::: Data entries :::

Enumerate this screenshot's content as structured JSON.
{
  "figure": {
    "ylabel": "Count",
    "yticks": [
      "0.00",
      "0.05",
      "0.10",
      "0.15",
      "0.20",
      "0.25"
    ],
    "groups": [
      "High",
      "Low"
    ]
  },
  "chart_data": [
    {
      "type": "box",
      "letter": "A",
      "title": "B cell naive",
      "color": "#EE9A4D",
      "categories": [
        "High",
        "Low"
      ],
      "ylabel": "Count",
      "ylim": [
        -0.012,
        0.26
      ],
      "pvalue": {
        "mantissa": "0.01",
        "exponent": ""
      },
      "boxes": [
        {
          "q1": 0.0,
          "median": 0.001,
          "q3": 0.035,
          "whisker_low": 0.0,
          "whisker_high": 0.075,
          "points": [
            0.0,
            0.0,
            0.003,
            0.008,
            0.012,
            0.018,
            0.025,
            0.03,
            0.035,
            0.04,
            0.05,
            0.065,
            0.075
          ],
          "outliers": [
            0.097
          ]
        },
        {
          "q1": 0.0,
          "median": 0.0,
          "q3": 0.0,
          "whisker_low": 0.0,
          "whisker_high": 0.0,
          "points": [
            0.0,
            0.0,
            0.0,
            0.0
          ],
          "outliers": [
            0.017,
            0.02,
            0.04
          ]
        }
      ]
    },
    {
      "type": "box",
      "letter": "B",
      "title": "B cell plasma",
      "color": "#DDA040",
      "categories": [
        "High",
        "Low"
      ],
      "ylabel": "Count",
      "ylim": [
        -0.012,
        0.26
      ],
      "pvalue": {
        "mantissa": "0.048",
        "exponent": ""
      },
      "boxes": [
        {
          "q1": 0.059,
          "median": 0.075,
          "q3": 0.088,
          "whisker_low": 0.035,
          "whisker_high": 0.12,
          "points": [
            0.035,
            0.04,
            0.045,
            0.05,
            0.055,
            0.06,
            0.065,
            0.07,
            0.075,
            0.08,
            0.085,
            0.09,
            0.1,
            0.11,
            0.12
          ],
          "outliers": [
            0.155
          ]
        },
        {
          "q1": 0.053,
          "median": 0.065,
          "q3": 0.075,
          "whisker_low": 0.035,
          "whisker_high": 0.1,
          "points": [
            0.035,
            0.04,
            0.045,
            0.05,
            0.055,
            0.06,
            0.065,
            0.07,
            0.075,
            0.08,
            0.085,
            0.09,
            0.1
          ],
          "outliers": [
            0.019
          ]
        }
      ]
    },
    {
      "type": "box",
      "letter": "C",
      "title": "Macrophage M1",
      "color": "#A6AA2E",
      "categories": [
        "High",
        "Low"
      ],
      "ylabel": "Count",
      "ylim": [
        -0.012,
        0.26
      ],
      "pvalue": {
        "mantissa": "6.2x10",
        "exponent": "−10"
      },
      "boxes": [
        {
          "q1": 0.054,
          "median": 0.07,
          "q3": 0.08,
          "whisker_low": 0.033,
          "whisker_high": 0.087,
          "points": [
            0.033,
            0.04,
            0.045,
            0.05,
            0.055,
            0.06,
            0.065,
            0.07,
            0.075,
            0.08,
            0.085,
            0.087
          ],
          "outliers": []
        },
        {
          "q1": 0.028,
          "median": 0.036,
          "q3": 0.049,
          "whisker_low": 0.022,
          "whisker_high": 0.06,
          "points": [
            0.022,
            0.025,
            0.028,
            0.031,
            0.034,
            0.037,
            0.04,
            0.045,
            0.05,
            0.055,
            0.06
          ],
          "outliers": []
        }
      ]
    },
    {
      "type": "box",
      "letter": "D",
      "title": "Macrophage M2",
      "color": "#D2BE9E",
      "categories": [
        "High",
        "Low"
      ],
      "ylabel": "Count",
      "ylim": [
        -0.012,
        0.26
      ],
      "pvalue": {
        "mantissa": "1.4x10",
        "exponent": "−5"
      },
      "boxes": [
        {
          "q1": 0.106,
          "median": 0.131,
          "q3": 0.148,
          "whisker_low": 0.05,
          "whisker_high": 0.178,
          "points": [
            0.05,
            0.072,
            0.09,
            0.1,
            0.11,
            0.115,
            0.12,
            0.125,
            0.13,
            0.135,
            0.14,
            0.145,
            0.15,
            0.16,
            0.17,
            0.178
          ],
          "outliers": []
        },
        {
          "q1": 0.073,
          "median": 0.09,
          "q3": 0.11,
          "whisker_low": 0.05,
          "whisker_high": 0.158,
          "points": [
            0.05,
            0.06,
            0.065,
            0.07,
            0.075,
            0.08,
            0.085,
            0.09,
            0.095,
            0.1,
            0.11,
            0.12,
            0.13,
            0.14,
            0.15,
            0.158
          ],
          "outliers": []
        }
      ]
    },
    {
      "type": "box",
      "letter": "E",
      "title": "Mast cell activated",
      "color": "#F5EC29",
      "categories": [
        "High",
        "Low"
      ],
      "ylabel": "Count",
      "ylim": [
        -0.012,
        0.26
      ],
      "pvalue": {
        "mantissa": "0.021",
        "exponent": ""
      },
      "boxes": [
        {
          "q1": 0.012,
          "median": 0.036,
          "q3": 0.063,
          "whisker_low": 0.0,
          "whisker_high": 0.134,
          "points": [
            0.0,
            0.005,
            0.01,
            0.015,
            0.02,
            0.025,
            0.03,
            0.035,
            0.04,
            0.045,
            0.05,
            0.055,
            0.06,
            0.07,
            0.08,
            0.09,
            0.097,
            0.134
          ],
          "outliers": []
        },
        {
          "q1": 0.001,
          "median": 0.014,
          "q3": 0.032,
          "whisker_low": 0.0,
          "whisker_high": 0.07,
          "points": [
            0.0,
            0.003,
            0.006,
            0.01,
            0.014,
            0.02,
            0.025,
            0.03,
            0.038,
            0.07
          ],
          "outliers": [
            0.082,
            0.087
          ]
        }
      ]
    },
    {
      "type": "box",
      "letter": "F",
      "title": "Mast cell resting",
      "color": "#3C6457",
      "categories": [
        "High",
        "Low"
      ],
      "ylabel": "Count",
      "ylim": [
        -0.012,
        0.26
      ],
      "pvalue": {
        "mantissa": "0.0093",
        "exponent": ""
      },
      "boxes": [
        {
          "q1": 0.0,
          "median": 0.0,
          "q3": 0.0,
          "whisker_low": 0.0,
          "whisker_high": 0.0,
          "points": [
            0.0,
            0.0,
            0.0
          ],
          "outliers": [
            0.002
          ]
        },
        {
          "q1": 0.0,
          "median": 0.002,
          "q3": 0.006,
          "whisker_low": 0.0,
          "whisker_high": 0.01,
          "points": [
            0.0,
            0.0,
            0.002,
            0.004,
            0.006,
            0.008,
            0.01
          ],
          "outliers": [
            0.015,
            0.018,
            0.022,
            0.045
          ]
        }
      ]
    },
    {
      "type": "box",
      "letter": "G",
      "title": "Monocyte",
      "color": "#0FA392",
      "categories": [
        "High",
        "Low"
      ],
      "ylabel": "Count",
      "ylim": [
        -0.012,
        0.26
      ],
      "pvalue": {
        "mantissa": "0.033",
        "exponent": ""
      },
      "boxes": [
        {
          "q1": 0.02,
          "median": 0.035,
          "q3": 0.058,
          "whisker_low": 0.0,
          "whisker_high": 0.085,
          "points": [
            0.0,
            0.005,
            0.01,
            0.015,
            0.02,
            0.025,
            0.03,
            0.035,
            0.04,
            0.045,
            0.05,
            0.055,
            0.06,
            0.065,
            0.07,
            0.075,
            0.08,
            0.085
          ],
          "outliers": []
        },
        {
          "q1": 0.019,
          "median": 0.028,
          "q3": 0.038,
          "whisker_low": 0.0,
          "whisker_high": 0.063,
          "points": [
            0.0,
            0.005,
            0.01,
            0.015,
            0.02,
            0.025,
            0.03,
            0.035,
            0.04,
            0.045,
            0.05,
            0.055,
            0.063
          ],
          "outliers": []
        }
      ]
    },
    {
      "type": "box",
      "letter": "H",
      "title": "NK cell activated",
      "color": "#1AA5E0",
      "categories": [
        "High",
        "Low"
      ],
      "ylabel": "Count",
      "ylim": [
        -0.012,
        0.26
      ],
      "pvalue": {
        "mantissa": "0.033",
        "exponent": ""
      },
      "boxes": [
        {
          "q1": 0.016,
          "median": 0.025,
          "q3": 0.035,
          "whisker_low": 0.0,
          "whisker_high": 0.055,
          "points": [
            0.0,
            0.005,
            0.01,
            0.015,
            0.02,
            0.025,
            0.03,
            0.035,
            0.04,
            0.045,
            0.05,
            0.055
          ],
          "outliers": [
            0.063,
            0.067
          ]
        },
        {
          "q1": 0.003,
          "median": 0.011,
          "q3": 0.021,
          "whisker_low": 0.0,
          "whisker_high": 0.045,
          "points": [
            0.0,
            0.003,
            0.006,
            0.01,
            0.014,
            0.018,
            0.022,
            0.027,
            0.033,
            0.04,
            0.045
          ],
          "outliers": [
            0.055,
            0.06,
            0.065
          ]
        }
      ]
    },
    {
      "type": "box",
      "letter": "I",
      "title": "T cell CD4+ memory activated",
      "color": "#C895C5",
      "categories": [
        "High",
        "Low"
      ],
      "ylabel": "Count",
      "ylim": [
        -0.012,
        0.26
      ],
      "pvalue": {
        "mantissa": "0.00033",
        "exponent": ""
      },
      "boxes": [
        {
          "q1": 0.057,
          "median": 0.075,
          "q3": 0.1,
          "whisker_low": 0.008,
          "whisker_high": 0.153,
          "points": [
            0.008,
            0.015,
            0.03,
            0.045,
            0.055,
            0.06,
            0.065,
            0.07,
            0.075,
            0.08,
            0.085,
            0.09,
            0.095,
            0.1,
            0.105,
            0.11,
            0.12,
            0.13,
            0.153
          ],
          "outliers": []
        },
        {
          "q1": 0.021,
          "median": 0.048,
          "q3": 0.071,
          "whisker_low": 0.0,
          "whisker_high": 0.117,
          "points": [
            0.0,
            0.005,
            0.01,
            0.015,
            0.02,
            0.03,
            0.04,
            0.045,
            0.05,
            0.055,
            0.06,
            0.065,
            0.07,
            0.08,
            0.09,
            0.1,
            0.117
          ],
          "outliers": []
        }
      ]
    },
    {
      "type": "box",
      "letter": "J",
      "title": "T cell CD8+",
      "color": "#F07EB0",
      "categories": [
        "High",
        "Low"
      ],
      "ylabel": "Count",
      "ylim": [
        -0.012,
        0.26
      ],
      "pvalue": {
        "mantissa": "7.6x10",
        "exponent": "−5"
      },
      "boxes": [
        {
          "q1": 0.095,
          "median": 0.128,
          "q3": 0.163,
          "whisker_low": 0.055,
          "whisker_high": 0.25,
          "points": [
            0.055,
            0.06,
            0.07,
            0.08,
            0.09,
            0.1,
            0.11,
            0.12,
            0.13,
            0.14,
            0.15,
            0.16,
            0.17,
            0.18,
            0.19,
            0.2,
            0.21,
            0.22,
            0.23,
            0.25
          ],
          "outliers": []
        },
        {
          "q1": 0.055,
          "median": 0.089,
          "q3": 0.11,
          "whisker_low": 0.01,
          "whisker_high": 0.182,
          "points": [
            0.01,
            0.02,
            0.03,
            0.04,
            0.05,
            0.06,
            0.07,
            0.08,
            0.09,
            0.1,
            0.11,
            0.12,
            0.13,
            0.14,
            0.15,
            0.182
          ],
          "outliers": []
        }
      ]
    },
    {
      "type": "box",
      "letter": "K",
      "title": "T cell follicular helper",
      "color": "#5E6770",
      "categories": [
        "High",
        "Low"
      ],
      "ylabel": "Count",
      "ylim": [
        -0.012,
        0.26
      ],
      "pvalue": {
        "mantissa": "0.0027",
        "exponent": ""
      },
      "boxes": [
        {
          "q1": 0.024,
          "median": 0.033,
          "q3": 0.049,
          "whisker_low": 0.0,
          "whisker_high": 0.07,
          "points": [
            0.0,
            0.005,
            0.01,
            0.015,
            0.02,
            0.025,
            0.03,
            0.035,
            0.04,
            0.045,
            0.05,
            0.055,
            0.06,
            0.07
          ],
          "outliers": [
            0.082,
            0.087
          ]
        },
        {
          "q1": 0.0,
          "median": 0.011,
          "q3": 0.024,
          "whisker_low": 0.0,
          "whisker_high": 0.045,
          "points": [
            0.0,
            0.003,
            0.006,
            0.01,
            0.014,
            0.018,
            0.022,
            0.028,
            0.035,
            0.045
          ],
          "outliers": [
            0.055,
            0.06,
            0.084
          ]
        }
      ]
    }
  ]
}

:::

Pick each line holding the word "cell" out of the listing.

§ Answer for this exercise
      "title": "B cell naive",
      "title": "B cell plasma",
      "title": "Mast cell activated",
      "title": "Mast cell resting",
      "title": "NK cell activated",
      "title": "T cell CD4+ memory activated",
      "title": "T cell CD8+",
      "title": "T cell follicular helper",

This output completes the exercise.